### GIVEN EXERCISE
Turn every line of the items below into a Markdown table with the columns Row and Line, giving each nonblank line its row number. Leave out the pictures and any blank lines.

Spatial layout items:
——

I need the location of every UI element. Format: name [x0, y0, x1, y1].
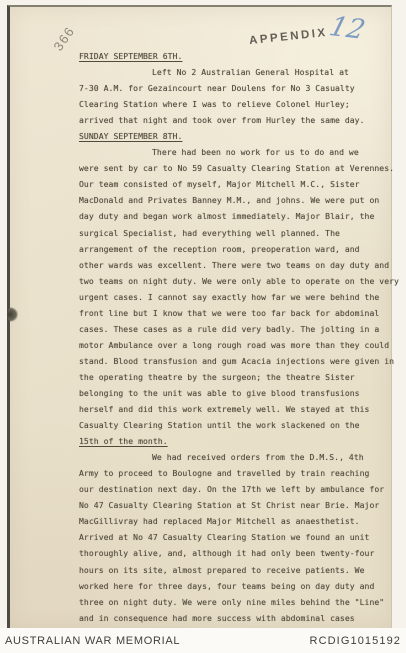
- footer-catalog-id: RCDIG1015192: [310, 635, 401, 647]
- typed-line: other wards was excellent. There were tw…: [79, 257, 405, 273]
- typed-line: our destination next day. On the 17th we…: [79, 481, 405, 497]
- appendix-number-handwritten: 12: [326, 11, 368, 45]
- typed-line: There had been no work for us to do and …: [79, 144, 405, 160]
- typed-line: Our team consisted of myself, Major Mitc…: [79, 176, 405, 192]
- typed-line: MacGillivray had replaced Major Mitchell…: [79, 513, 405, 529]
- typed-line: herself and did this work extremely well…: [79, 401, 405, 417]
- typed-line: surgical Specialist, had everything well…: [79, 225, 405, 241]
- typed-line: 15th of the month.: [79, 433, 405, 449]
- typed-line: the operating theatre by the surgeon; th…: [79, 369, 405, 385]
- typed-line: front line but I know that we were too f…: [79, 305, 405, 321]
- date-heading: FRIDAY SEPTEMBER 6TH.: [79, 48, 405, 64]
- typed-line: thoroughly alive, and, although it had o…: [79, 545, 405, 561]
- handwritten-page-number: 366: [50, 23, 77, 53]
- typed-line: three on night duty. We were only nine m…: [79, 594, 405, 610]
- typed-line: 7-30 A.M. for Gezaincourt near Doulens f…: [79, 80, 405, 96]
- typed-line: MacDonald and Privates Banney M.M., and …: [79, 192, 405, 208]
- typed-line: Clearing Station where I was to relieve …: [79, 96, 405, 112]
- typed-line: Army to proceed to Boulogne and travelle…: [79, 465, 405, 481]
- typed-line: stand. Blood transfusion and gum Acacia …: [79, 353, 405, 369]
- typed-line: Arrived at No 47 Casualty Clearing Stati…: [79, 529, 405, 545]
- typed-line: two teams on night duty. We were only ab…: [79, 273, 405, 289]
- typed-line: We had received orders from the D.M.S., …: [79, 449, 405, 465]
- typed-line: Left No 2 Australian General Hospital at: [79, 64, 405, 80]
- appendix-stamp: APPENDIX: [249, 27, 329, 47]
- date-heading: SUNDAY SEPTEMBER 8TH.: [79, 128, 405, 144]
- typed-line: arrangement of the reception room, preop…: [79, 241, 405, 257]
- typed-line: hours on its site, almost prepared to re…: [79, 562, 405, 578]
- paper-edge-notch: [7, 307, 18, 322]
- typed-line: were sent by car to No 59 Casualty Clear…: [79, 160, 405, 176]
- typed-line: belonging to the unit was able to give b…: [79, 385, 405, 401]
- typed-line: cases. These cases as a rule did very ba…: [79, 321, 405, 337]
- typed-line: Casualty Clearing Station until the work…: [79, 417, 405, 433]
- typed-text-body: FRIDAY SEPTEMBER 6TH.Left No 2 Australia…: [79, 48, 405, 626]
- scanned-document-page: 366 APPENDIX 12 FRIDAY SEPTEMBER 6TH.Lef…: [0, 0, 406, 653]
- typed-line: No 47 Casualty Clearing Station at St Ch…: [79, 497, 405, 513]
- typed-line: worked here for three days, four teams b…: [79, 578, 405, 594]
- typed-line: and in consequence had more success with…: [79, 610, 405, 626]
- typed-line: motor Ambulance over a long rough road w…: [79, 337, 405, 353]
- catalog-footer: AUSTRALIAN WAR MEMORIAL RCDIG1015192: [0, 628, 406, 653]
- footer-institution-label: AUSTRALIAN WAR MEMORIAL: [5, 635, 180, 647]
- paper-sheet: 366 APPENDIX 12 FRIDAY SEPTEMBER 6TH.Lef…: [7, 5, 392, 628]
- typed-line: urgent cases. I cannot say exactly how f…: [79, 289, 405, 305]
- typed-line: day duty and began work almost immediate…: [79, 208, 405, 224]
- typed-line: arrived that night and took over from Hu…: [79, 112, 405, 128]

——

### WRITTEN ANSWER
| Row | Line |
|---|---|
| 1 | I need the location of every UI element. Format: name [x0, y0, x1, y1]. |
| 2 | - footer-catalog-id: RCDIG1015192: [310, 635, 401, 647] |
| 3 | - typed-line: other wards was excellent. There were tw…: [79, 257, 405, 273] |
| 4 | - typed-line: our destination next day. On the 17th we…: [79, 481, 405, 497] |
| 5 | - appendix-number-handwritten: 12: [326, 11, 368, 45] |
| 6 | - typed-line: There had been no work for us to do and …: [79, 144, 405, 160] |
| 7 | - typed-line: Our team consisted of myself, Major Mitc…: [79, 176, 405, 192] |
| 8 | - typed-line: MacGillivray had replaced Major Mitchell…: [79, 513, 405, 529] |
| 9 | - typed-line: herself and did this work extremely well…: [79, 401, 405, 417] |
| 10 | - typed-line: surgical Specialist, had everything well…: [79, 225, 405, 241] |
| 11 | - typed-line: 15th of the month.: [79, 433, 405, 449] |
| 12 | - typed-line: the operating theatre by the surgeon; th…: [79, 369, 405, 385] |
| 13 | - typed-line: front line but I know that we were too f…: [79, 305, 405, 321] |
| 14 | - date-heading: FRIDAY SEPTEMBER 6TH.: [79, 48, 405, 64] |
| 15 | - typed-line: thoroughly alive, and, although it had o…: [79, 545, 405, 561] |
| 16 | - handwritten-page-number: 366: [50, 23, 77, 53] |
| 17 | - typed-line: three on night duty. We were only nine m…: [79, 594, 405, 610] |
| 18 | - typed-line: 7-30 A.M. for Gezaincourt near Doulens f…: [79, 80, 405, 96] |
| 19 | - typed-line: MacDonald and Privates Banney M.M., and …: [79, 192, 405, 208] |
| 20 | - typed-line: Clearing Station where I was to relieve …: [79, 96, 405, 112] |
| 21 | - typed-line: Army to proceed to Boulogne and travelle…: [79, 465, 405, 481] |
| 22 | - typed-line: stand. Blood transfusion and gum Acacia …: [79, 353, 405, 369] |
| 23 | - typed-line: Arrived at No 47 Casualty Clearing Stati…: [79, 529, 405, 545] |
| 24 | - typed-line: two teams on night duty. We were only ab…: [79, 273, 405, 289] |
| 25 | - typed-line: We had received orders from the D.M.S., …: [79, 449, 405, 465] |
| 26 | - typed-line: Left No 2 Australian General Hospital at: [79, 64, 405, 80] |
| 27 | - appendix-stamp: APPENDIX: [249, 27, 329, 47] |
| 28 | - date-heading: SUNDAY SEPTEMBER 8TH.: [79, 128, 405, 144] |
| 29 | - typed-line: arrangement of the reception room, preop…: [79, 241, 405, 257] |
| 30 | - typed-line: hours on its site, almost prepared to re…: [79, 562, 405, 578] |
| 31 | - paper-edge-notch: [7, 307, 18, 322] |
| 32 | - typed-line: were sent by car to No 59 Casualty Clear…: [79, 160, 405, 176] |
| 33 | - typed-line: belonging to the unit was able to give b…: [79, 385, 405, 401] |
| 34 | - typed-line: cases. These cases as a rule did very ba…: [79, 321, 405, 337] |
| 35 | - typed-line: Casualty Clearing Station until the work…: [79, 417, 405, 433] |
| 36 | - typed-text-body: FRIDAY SEPTEMBER 6TH.Left No 2 Australia…: [79, 48, 405, 626] |
| 37 | - scanned-document-page: 366 APPENDIX 12 FRIDAY SEPTEMBER 6TH.Lef…: [0, 0, 406, 653] |
| 38 | - typed-line: No 47 Casualty Clearing Station at St Ch…: [79, 497, 405, 513] |
| 39 | - typed-line: worked here for three days, four teams b…: [79, 578, 405, 594] |
| 40 | - typed-line: and in consequence had more success with…: [79, 610, 405, 626] |
| 41 | - typed-line: motor Ambulance over a long rough road w…: [79, 337, 405, 353] |
| 42 | - catalog-footer: AUSTRALIAN WAR MEMORIAL RCDIG1015192: [0, 628, 406, 653] |
| 43 | - footer-institution-label: AUSTRALIAN WAR MEMORIAL: [5, 635, 180, 647] |
| 44 | - paper-sheet: 366 APPENDIX 12 FRIDAY SEPTEMBER 6TH.Lef…: [7, 5, 392, 628] |
| 45 | - typed-line: urgent cases. I cannot say exactly how f…: [79, 289, 405, 305] |
| 46 | - typed-line: day duty and began work almost immediate…: [79, 208, 405, 224] |
| 47 | - typed-line: arrived that night and took over from Hu…: [79, 112, 405, 128] |